Instructions for the task – The required output consists solely of the lines from the line containing "Extract the structured" through the end of the records, copied exactly.

— start —

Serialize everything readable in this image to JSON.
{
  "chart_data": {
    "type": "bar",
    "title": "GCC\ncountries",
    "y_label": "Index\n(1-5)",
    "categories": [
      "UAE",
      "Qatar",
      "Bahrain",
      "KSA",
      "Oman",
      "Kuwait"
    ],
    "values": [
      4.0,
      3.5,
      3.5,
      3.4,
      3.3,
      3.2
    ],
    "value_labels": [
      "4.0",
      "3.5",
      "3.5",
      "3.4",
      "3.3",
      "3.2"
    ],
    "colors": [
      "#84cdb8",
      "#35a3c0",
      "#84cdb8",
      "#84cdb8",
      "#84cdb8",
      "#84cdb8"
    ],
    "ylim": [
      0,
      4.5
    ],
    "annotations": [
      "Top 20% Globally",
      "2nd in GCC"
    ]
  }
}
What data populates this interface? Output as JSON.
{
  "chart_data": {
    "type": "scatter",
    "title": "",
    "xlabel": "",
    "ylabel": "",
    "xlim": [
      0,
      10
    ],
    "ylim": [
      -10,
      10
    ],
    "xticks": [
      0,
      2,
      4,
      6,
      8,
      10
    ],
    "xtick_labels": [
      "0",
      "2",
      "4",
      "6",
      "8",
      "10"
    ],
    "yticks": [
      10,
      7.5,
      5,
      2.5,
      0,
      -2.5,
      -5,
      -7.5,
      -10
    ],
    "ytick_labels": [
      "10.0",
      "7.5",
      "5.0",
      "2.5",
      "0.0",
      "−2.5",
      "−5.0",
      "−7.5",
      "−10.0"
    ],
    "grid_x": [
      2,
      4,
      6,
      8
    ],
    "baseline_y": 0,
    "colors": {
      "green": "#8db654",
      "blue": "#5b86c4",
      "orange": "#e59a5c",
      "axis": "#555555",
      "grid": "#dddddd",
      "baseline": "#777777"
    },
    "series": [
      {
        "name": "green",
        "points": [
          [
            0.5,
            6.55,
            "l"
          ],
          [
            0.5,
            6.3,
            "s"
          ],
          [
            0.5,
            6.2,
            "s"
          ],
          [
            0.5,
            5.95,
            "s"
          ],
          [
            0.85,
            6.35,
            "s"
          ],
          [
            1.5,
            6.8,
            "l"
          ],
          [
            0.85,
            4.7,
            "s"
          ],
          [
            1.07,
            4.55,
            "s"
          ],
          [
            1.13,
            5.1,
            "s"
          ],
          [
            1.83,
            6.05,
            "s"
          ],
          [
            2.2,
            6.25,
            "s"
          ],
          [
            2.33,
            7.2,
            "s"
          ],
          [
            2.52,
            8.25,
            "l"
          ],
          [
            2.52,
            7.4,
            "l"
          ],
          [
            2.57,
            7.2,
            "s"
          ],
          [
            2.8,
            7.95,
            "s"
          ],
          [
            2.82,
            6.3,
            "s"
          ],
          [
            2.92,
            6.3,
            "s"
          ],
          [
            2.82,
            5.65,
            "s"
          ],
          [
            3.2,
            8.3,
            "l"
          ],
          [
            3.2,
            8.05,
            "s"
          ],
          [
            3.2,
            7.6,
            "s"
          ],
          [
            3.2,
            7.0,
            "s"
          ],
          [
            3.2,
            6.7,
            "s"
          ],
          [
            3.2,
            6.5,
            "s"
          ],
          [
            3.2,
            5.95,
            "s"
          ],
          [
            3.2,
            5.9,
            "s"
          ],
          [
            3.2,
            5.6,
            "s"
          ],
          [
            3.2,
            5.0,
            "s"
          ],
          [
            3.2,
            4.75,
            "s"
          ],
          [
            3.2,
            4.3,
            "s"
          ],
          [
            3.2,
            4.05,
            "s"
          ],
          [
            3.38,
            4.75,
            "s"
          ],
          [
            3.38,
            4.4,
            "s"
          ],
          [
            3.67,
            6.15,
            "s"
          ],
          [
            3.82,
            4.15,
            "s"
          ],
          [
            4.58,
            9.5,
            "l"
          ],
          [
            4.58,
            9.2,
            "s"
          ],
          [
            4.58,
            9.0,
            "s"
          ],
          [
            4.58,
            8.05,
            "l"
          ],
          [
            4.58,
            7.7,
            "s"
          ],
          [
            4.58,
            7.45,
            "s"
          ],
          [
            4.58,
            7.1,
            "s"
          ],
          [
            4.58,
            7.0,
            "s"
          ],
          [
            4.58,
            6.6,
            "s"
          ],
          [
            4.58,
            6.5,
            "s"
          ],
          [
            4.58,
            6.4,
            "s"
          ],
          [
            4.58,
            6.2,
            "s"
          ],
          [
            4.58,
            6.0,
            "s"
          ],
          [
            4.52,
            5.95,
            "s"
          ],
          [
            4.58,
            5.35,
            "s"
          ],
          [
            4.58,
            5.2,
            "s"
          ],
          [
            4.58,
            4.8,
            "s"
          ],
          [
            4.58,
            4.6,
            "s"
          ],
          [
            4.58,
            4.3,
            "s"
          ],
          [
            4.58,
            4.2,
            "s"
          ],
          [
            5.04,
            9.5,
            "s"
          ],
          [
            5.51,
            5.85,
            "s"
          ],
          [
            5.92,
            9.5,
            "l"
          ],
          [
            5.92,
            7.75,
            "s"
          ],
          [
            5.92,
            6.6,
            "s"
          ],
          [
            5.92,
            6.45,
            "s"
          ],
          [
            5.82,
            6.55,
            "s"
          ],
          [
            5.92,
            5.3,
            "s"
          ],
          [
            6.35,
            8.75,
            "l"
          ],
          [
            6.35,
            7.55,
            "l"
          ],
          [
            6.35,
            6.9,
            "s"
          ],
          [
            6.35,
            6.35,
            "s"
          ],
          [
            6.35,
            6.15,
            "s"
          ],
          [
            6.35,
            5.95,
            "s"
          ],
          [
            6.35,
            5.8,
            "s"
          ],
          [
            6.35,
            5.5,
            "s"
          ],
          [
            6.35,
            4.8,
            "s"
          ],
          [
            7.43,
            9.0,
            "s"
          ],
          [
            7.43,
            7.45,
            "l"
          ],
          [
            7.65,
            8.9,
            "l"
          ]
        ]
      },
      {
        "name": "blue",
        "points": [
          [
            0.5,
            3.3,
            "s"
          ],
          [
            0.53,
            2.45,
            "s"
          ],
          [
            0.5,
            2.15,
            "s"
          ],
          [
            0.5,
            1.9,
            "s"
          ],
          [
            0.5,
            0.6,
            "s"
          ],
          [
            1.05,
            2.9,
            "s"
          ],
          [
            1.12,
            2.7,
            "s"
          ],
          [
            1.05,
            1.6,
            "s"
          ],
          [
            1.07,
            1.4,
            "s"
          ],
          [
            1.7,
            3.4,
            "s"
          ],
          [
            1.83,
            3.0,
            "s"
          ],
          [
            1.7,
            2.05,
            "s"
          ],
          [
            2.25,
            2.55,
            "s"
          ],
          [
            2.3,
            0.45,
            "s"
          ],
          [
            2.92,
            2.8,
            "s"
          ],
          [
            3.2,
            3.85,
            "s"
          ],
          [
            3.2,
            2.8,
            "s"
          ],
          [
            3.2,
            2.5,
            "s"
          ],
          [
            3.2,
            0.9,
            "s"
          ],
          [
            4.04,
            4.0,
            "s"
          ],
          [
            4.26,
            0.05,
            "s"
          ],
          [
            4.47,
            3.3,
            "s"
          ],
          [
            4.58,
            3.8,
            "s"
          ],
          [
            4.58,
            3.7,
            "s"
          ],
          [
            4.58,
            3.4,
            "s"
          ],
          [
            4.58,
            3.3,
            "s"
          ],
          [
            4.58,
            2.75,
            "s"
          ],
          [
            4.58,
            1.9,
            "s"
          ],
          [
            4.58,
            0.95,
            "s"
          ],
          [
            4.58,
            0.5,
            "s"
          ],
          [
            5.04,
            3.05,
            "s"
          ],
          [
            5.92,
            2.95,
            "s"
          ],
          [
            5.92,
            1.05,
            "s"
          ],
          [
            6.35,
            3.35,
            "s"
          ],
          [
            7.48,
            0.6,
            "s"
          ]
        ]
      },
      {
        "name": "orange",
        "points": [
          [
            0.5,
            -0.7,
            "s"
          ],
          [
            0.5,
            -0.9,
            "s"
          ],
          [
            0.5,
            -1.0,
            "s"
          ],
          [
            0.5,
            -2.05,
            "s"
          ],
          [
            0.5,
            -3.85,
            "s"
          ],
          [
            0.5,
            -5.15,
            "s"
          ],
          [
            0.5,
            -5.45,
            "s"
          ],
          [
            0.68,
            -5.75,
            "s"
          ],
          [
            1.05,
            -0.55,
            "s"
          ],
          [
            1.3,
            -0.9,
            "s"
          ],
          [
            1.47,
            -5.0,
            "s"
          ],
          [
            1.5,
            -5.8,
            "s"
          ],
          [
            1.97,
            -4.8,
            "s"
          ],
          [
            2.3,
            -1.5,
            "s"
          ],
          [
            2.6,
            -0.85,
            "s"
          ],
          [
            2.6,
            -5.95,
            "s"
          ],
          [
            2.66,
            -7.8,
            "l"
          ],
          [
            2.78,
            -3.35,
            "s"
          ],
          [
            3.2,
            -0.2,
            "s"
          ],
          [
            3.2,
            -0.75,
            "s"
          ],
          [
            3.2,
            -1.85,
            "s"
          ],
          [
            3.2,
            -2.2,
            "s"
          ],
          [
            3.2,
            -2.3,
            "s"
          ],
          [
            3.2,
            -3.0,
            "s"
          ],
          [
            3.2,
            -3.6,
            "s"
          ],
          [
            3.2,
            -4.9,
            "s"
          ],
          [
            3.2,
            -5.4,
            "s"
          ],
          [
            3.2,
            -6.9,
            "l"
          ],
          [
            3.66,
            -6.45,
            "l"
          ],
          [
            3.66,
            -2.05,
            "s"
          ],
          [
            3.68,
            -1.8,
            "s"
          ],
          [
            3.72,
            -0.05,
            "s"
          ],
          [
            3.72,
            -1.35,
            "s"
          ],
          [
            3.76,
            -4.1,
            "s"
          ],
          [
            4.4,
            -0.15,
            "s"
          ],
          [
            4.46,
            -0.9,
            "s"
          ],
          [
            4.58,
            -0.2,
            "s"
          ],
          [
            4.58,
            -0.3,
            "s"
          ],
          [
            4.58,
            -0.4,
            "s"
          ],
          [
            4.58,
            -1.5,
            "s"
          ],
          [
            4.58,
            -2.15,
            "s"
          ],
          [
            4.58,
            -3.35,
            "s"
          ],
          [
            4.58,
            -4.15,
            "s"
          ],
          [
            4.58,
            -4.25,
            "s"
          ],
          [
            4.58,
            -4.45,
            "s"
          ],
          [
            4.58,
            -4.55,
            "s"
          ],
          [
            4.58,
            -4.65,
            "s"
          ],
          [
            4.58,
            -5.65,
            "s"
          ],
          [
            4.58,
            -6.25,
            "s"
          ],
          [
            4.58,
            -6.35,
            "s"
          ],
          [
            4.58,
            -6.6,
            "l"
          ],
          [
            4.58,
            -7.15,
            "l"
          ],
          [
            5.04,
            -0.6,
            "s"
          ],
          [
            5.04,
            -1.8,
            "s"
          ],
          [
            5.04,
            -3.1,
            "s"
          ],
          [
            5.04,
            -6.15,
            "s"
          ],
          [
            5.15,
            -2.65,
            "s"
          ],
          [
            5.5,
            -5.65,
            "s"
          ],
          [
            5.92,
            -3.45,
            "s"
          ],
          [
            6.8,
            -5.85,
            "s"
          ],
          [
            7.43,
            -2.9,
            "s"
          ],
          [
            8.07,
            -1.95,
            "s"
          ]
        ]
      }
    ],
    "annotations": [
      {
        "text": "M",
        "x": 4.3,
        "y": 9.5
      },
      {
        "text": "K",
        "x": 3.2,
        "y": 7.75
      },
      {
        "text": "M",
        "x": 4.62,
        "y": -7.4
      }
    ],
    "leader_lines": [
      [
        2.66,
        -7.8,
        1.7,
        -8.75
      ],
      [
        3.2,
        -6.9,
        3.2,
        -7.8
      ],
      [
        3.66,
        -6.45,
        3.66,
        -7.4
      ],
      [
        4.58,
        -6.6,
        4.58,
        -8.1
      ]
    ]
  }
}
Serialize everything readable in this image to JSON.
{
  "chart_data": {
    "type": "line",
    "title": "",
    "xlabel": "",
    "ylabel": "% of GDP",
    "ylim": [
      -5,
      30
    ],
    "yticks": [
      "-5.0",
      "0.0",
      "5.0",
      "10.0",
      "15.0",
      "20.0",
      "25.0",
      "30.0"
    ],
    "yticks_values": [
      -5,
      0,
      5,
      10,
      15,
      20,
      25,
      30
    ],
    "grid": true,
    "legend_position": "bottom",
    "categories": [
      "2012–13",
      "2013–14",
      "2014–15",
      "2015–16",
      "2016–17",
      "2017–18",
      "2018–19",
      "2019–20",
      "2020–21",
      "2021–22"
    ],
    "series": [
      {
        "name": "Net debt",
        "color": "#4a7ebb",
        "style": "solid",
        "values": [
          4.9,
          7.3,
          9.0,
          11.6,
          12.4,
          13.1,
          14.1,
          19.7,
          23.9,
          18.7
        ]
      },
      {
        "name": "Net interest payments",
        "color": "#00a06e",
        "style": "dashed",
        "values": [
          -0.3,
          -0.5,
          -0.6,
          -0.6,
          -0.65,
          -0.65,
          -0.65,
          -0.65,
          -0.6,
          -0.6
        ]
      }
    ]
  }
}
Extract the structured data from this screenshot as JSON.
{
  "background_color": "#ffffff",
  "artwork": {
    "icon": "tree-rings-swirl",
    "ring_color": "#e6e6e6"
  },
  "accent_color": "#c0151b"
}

— end —

Result –
Extract the structured data from this screenshot as JSON.
{
  "background_color": "#ffffff",
  "artwork": {
    "icon": "tree-rings-swirl",
    "ring_color": "#e6e6e6"
  },
  "accent_color": "#c0151b"
}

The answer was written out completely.